DIRECTIVE: Copy each entry as it stands, leaving nothing out.

— START OF ENTRIES —

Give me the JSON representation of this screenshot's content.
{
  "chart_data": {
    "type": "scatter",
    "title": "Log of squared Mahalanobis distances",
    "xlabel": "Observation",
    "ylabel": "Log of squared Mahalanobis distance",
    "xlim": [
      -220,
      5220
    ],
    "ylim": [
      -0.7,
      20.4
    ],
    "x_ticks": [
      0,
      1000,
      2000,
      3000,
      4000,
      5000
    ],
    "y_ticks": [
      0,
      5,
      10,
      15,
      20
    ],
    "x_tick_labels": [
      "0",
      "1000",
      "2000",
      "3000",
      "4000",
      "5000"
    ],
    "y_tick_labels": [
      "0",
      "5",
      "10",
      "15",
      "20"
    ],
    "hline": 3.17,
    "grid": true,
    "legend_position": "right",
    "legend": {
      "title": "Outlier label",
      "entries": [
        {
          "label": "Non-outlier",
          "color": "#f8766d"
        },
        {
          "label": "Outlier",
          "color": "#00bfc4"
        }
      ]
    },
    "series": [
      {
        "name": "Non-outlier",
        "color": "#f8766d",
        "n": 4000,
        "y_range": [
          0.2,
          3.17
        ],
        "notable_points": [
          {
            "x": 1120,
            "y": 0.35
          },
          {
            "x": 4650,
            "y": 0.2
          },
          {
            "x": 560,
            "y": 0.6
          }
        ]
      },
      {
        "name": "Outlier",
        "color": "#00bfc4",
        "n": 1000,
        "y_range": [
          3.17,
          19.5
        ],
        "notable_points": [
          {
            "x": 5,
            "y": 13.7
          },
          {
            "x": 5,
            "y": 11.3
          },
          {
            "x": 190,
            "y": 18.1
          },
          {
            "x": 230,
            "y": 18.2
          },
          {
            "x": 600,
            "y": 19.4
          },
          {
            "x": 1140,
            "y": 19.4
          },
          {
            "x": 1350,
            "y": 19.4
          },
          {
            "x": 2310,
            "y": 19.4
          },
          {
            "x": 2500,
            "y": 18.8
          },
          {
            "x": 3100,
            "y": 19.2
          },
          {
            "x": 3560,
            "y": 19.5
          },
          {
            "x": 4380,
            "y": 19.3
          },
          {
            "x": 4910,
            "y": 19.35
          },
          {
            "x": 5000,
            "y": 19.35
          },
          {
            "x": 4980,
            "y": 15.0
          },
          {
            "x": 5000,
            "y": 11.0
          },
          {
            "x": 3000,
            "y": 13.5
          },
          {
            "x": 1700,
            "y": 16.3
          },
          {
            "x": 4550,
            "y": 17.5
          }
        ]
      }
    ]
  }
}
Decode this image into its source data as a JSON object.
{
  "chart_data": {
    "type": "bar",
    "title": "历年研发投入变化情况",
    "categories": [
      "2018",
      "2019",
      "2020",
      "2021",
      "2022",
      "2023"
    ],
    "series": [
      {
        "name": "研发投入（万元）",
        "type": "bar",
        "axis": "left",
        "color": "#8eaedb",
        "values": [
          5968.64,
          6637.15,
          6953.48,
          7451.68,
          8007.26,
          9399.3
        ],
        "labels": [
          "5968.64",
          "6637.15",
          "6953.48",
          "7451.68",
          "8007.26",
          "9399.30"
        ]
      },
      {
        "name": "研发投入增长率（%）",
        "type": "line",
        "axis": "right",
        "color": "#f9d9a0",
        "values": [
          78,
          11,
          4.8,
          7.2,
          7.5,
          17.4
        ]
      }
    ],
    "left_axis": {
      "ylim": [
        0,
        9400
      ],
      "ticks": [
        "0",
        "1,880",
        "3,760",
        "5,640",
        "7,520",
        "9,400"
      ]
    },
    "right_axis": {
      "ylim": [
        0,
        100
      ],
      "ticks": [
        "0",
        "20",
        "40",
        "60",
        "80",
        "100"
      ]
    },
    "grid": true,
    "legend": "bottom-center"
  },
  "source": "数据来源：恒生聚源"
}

— END OF ENTRIES —

CORRECT RESULT:
Give me the JSON representation of this screenshot's content.
{
  "chart_data": {
    "type": "scatter",
    "title": "Log of squared Mahalanobis distances",
    "xlabel": "Observation",
    "ylabel": "Log of squared Mahalanobis distance",
    "xlim": [
      -220,
      5220
    ],
    "ylim": [
      -0.7,
      20.4
    ],
    "x_ticks": [
      0,
      1000,
      2000,
      3000,
      4000,
      5000
    ],
    "y_ticks": [
      0,
      5,
      10,
      15,
      20
    ],
    "x_tick_labels": [
      "0",
      "1000",
      "2000",
      "3000",
      "4000",
      "5000"
    ],
    "y_tick_labels": [
      "0",
      "5",
      "10",
      "15",
      "20"
    ],
    "hline": 3.17,
    "grid": true,
    "legend_position": "right",
    "legend": {
      "title": "Outlier label",
      "entries": [
        {
          "label": "Non-outlier",
          "color": "#f8766d"
        },
        {
          "label": "Outlier",
          "color": "#00bfc4"
        }
      ]
    },
    "series": [
      {
        "name": "Non-outlier",
        "color": "#f8766d",
        "n": 4000,
        "y_range": [
          0.2,
          3.17
        ],
        "notable_points": [
          {
            "x": 1120,
            "y": 0.35
          },
          {
            "x": 4650,
            "y": 0.2
          },
          {
            "x": 560,
            "y": 0.6
          }
        ]
      },
      {
        "name": "Outlier",
        "color": "#00bfc4",
        "n": 1000,
        "y_range": [
          3.17,
          19.5
        ],
        "notable_points": [
          {
            "x": 5,
            "y": 13.7
          },
          {
            "x": 5,
            "y": 11.3
          },
          {
            "x": 190,
            "y": 18.1
          },
          {
            "x": 230,
            "y": 18.2
          },
          {
            "x": 600,
            "y": 19.4
          },
          {
            "x": 1140,
            "y": 19.4
          },
          {
            "x": 1350,
            "y": 19.4
          },
          {
            "x": 2310,
            "y": 19.4
          },
          {
            "x": 2500,
            "y": 18.8
          },
          {
            "x": 3100,
            "y": 19.2
          },
          {
            "x": 3560,
            "y": 19.5
          },
          {
            "x": 4380,
            "y": 19.3
          },
          {
            "x": 4910,
            "y": 19.35
          },
          {
            "x": 5000,
            "y": 19.35
          },
          {
            "x": 4980,
            "y": 15.0
          },
          {
            "x": 5000,
            "y": 11.0
          },
          {
            "x": 3000,
            "y": 13.5
          },
          {
            "x": 1700,
            "y": 16.3
          },
          {
            "x": 4550,
            "y": 17.5
          }
        ]
      }
    ]
  }
}
Decode this image into its source data as a JSON object.
{
  "chart_data": {
    "type": "bar",
    "title": "历年研发投入变化情况",
    "categories": [
      "2018",
      "2019",
      "2020",
      "2021",
      "2022",
      "2023"
    ],
    "series": [
      {
        "name": "研发投入（万元）",
        "type": "bar",
        "axis": "left",
        "color": "#8eaedb",
        "values": [
          5968.64,
          6637.15,
          6953.48,
          7451.68,
          8007.26,
          9399.3
        ],
        "labels": [
          "5968.64",
          "6637.15",
          "6953.48",
          "7451.68",
          "8007.26",
          "9399.30"
        ]
      },
      {
        "name": "研发投入增长率（%）",
        "type": "line",
        "axis": "right",
        "color": "#f9d9a0",
        "values": [
          78,
          11,
          4.8,
          7.2,
          7.5,
          17.4
        ]
      }
    ],
    "left_axis": {
      "ylim": [
        0,
        9400
      ],
      "ticks": [
        "0",
        "1,880",
        "3,760",
        "5,640",
        "7,520",
        "9,400"
      ]
    },
    "right_axis": {
      "ylim": [
        0,
        100
      ],
      "ticks": [
        "0",
        "20",
        "40",
        "60",
        "80",
        "100"
      ]
    },
    "grid": true,
    "legend": "bottom-center"
  },
  "source": "数据来源：恒生聚源"
}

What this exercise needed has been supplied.